▶ [Short task] Give as output the line that contains "Decode this image", followed by every remaining line of the entries, unchanged and with nothing added.

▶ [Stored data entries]
::::::

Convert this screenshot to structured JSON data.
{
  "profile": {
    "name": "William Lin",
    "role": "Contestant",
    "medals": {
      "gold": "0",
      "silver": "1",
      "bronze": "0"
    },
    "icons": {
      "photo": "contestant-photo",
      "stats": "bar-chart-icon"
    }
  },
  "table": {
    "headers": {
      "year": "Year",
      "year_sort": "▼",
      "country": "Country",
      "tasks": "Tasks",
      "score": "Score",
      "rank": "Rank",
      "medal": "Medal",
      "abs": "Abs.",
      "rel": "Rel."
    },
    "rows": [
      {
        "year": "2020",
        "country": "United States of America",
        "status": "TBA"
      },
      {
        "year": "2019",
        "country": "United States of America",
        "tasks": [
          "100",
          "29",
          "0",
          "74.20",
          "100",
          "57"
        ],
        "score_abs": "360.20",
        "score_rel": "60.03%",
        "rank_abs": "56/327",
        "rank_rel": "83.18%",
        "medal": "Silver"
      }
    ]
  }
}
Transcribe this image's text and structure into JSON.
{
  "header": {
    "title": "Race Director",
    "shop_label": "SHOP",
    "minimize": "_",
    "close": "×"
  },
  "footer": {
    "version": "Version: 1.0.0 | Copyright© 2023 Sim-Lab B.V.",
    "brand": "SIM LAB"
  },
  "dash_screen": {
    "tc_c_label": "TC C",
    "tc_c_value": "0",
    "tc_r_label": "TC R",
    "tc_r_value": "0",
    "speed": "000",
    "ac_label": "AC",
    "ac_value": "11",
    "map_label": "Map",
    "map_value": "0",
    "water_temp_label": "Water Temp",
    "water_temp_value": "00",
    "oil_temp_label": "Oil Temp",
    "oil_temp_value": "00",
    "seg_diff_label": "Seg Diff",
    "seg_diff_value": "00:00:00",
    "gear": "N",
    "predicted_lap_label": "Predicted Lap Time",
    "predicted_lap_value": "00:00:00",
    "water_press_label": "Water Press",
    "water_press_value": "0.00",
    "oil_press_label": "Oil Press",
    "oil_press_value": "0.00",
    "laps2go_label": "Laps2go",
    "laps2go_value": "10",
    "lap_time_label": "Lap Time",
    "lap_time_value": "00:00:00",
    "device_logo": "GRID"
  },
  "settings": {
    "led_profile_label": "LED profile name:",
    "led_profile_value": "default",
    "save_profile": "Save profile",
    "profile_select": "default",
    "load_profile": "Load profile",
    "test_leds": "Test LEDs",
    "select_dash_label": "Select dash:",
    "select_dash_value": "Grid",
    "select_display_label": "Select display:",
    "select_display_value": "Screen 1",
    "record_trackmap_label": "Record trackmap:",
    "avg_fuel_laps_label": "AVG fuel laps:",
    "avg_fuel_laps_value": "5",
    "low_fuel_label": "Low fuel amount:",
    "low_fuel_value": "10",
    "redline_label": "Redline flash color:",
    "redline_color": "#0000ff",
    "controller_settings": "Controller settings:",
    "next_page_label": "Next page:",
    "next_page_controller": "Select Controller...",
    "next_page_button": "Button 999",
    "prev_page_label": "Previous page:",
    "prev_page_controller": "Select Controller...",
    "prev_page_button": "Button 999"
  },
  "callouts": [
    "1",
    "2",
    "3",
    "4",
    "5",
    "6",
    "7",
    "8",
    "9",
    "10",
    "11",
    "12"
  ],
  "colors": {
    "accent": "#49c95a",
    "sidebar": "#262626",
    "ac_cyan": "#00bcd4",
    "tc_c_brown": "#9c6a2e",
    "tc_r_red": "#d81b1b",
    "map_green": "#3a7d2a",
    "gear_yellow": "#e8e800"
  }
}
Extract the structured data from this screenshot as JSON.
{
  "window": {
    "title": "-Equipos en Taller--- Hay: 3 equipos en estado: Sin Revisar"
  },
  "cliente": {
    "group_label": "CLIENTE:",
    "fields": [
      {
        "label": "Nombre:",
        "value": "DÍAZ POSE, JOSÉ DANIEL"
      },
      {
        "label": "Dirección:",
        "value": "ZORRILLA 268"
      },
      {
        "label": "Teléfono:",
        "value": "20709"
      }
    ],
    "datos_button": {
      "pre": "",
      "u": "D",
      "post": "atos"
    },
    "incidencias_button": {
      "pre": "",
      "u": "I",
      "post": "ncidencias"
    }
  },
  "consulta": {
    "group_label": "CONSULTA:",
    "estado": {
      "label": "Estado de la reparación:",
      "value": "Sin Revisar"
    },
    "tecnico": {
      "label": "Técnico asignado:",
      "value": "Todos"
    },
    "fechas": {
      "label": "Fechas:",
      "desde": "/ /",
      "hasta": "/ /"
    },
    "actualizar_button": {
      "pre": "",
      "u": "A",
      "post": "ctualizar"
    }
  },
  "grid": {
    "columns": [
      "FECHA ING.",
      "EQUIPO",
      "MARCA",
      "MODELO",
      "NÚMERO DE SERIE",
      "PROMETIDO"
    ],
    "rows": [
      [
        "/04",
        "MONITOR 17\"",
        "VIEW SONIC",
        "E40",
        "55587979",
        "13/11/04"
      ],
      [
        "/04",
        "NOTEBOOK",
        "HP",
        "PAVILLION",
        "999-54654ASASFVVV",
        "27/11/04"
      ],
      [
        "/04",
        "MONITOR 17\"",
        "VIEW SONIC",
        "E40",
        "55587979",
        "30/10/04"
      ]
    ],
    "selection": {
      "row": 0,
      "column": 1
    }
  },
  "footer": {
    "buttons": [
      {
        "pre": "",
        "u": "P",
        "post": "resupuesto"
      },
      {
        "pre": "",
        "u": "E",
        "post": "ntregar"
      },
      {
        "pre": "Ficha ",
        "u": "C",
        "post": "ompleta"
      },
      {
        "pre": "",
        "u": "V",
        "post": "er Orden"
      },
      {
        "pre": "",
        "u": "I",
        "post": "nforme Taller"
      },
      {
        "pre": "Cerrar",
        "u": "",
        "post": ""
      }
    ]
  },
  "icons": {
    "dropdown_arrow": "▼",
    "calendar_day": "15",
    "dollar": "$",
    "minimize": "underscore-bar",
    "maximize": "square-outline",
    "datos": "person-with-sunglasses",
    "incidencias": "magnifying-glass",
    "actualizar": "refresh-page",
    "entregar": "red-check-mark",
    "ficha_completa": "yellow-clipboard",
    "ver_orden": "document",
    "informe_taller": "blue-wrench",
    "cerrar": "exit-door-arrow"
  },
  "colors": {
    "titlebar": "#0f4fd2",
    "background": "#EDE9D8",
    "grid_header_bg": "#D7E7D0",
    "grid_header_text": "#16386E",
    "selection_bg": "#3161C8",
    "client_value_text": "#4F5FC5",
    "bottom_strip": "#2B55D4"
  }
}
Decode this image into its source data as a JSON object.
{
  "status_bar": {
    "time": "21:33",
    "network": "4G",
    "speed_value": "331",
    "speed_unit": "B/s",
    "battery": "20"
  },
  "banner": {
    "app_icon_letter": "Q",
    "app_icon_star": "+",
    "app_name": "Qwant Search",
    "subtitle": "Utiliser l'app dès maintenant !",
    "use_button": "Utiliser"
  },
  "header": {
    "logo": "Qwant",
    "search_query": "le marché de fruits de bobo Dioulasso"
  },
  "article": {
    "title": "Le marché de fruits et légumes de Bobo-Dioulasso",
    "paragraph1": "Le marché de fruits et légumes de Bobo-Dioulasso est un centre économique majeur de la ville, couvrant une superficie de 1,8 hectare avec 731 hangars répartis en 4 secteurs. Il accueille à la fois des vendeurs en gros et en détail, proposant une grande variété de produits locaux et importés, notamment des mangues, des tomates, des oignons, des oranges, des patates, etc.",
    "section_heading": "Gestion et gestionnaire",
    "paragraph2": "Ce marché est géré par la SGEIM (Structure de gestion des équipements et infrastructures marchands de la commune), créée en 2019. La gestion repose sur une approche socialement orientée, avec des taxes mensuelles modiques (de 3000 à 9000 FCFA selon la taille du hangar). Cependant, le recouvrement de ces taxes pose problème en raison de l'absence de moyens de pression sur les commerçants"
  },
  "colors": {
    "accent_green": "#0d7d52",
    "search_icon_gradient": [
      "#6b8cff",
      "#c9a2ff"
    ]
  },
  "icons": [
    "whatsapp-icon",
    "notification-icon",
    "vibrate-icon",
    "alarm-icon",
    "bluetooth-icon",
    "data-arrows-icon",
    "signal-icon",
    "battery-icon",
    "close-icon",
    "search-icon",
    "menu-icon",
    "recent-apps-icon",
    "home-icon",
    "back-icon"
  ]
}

::::::

▶ [Exercise answer]
Decode this image into its source data as a JSON object.
{
  "status_bar": {
    "time": "21:33",
    "network": "4G",
    "speed_value": "331",
    "speed_unit": "B/s",
    "battery": "20"
  },
  "banner": {
    "app_icon_letter": "Q",
    "app_icon_star": "+",
    "app_name": "Qwant Search",
    "subtitle": "Utiliser l'app dès maintenant !",
    "use_button": "Utiliser"
  },
  "header": {
    "logo": "Qwant",
    "search_query": "le marché de fruits de bobo Dioulasso"
  },
  "article": {
    "title": "Le marché de fruits et légumes de Bobo-Dioulasso",
    "paragraph1": "Le marché de fruits et légumes de Bobo-Dioulasso est un centre économique majeur de la ville, couvrant une superficie de 1,8 hectare avec 731 hangars répartis en 4 secteurs. Il accueille à la fois des vendeurs en gros et en détail, proposant une grande variété de produits locaux et importés, notamment des mangues, des tomates, des oignons, des oranges, des patates, etc.",
    "section_heading": "Gestion et gestionnaire",
    "paragraph2": "Ce marché est géré par la SGEIM (Structure de gestion des équipements et infrastructures marchands de la commune), créée en 2019. La gestion repose sur une approche socialement orientée, avec des taxes mensuelles modiques (de 3000 à 9000 FCFA selon la taille du hangar). Cependant, le recouvrement de ces taxes pose problème en raison de l'absence de moyens de pression sur les commerçants"
  },
  "colors": {
    "accent_green": "#0d7d52",
    "search_icon_gradient": [
      "#6b8cff",
      "#c9a2ff"
    ]
  },
  "icons": [
    "whatsapp-icon",
    "notification-icon",
    "vibrate-icon",
    "alarm-icon",
    "bluetooth-icon",
    "data-arrows-icon",
    "signal-icon",
    "battery-icon",
    "close-icon",
    "search-icon",
    "menu-icon",
    "recent-apps-icon",
    "home-icon",
    "back-icon"
  ]
}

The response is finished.